§ **DO THIS**: Look through the entries below and count the lines with the word "králi" in them; give only the number.

-*-*-

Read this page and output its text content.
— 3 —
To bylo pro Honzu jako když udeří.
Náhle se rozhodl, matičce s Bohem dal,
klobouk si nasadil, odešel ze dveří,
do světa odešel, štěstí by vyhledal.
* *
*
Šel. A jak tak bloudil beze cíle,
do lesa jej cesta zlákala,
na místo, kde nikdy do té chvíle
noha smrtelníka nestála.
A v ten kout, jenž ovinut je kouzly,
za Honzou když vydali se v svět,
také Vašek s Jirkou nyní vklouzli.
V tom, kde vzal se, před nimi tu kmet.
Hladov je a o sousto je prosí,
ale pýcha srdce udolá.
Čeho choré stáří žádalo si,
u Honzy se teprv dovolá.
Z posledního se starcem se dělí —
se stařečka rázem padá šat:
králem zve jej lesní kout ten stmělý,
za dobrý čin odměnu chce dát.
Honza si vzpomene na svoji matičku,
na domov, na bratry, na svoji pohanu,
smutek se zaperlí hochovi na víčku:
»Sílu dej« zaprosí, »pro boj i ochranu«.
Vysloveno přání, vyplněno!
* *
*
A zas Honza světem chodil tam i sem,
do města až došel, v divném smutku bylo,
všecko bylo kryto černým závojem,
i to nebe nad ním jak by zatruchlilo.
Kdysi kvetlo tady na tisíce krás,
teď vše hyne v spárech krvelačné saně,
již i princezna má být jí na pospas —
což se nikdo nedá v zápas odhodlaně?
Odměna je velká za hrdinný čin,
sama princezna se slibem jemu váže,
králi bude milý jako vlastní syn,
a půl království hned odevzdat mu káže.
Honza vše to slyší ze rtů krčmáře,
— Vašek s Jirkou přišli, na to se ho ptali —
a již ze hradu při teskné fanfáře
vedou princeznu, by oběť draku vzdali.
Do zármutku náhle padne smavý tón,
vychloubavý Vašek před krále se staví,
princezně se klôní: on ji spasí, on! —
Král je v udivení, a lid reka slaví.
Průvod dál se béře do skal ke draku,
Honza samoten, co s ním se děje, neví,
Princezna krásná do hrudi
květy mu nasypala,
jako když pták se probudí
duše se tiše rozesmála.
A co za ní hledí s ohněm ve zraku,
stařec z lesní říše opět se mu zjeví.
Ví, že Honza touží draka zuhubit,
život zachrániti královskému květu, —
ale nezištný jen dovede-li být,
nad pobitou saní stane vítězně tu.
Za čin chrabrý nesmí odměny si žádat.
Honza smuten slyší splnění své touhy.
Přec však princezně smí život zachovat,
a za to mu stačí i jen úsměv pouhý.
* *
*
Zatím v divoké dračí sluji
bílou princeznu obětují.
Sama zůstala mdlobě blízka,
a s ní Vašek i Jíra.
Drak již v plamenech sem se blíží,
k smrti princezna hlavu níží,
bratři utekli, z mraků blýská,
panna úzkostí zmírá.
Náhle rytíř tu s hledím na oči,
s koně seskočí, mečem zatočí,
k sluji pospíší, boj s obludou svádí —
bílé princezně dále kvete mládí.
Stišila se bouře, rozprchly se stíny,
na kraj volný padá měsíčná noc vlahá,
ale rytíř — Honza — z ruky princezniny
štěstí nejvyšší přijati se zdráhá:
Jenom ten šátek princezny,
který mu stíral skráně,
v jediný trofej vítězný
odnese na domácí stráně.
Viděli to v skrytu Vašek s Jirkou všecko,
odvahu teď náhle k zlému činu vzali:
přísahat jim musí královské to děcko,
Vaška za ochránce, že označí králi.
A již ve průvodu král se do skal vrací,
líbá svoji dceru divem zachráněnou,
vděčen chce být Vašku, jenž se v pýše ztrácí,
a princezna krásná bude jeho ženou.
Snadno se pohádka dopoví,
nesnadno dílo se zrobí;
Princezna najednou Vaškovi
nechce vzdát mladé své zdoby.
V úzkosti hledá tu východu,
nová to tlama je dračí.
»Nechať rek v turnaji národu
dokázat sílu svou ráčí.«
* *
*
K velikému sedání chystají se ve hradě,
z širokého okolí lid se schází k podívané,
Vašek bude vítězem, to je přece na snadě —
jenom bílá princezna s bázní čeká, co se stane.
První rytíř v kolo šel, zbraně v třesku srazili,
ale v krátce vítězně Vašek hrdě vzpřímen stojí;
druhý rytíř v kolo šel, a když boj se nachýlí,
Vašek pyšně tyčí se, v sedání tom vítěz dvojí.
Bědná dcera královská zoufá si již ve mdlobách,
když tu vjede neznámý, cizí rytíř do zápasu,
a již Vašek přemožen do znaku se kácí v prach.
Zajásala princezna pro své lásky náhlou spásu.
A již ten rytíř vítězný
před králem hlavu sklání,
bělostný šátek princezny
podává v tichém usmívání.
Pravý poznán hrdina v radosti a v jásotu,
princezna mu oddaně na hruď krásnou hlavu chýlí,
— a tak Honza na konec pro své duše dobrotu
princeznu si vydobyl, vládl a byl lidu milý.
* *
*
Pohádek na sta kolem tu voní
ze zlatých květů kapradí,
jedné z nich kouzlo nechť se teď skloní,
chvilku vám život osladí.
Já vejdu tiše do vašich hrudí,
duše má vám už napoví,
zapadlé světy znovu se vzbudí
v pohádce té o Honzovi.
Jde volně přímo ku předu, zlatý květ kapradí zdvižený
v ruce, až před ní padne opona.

-*-*-

§ **TASK RESULT**: 2